--- SET TASK ---
Return all lines where the word "чувствительной" can be found.

--- DATA ENTRIES ---
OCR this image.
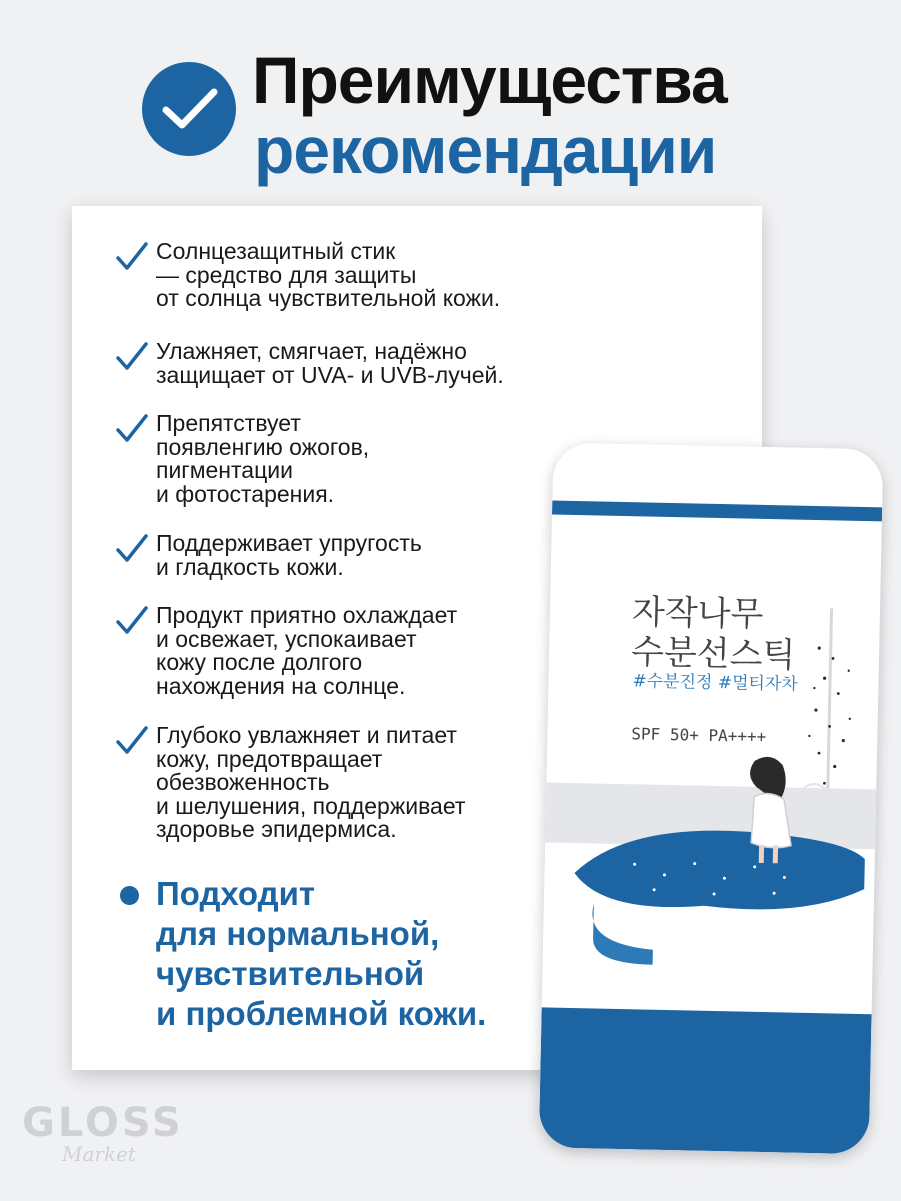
Преимущества
рекомендации
Солнцезащитный стик
— средство для защиты
от солнца чувствительной кожи.
Улажняет, смягчает, надёжно
защищает от UVA- и UVB-лучей.
Препятствует
появленгию ожогов,
пигментации
и фотостарения.
Поддерживает упругость
и гладкость кожи.
Продукт приятно охлаждает
и освежает, успокаивает
кожу после долгого
нахождения на солнце.
Глубоко увлажняет и питает
кожу, предотвращает
обезвоженность
и шелушения, поддерживает
здоровье эпидермиса.
Подходит
для нормальной,
чувствительной
и проблемной кожи.
자작나무
수분선스틱
#수분진정 #멀티자차
SPF 50+ PA++++
GLOSS
Market
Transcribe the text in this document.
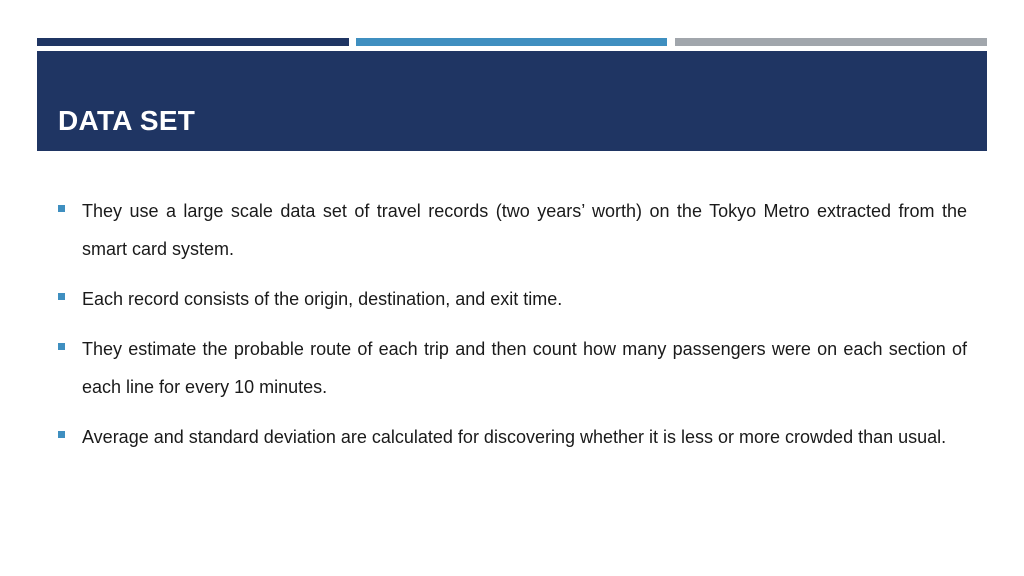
DATA SET
They use a large scale data set of travel records (two years’ worth) on the Tokyo Metro extracted from the smart card system.
Each record consists of the origin, destination, and exit time.
They estimate the probable route of each trip and then count how many passengers were on each section of each line for every 10 minutes.
Average and standard deviation are calculated for discovering whether it is less or more crowded than usual.
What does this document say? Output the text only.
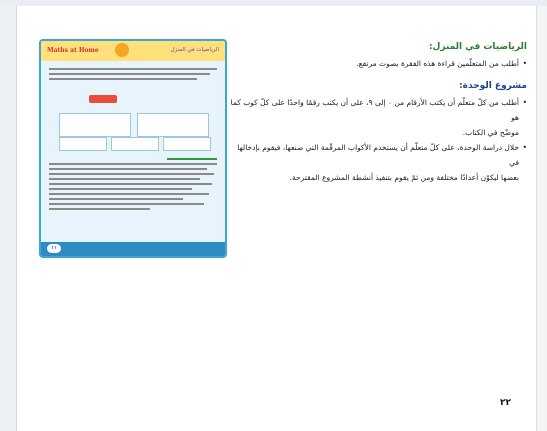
Maths at Home	الرياضيات في المنزل
١١

الرياضيات في المنزل:

• أطلب من المتعلّمين قراءة هذه الفقرة بصوت مرتفع.

مشروع الوحدة:

• أطلب من كلّ متعلّم أن يكتب الأرقام من ٠ إلى ٩، على أن يكتب رقمًا واحدًا على كلّ كوب كما هو

موضّح في الكتاب.

• خلال دراسة الوحدة، على كلّ متعلّم أن يستخدم الأكواب المرقّمة التي صنعها، فيقوم بإدخالها في

بعضها ليكوّن أعدادًا مختلفة ومن ثمّ يقوم بتنفيذ أنشطة المشروع المقترحة.

٢٢
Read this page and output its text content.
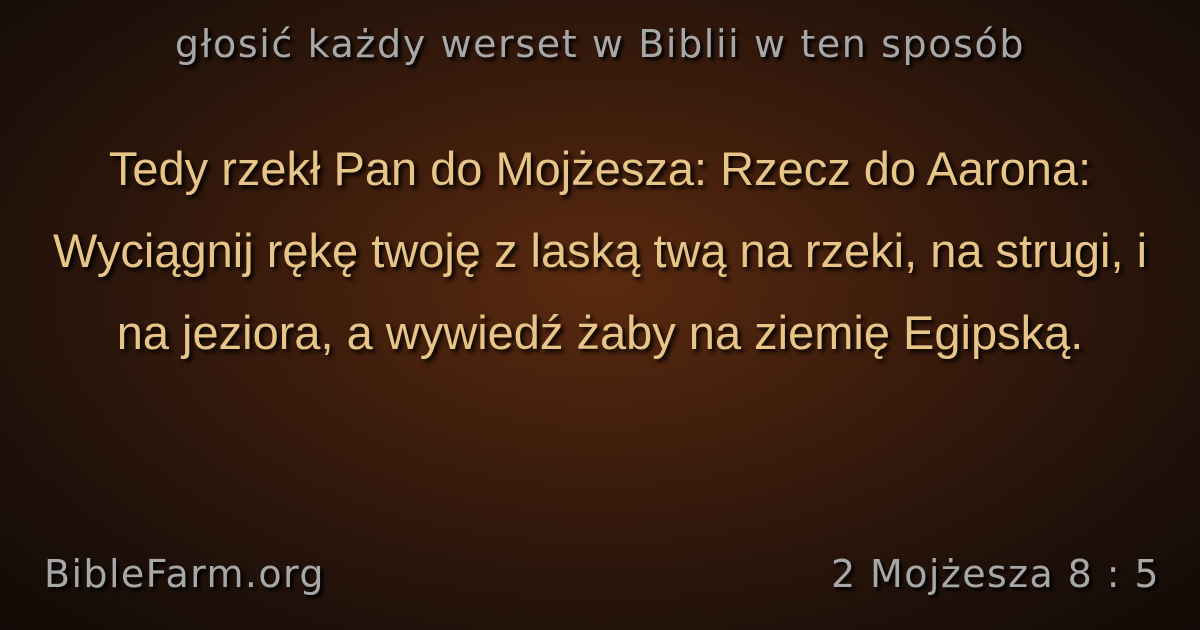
głosić każdy werset w Biblii w ten sposób
Tedy rzekł Pan do Mojżesza: Rzecz do Aarona: Wyciągnij rękę twoję z laską twą na rzeki, na strugi, i na jeziora, a wywiedź żaby na ziemię Egipską.
BibleFarm.org	2 Mojżesza 8 : 5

--- TASK RESULT ---
от солнца чувствительной кожи.
чувствительной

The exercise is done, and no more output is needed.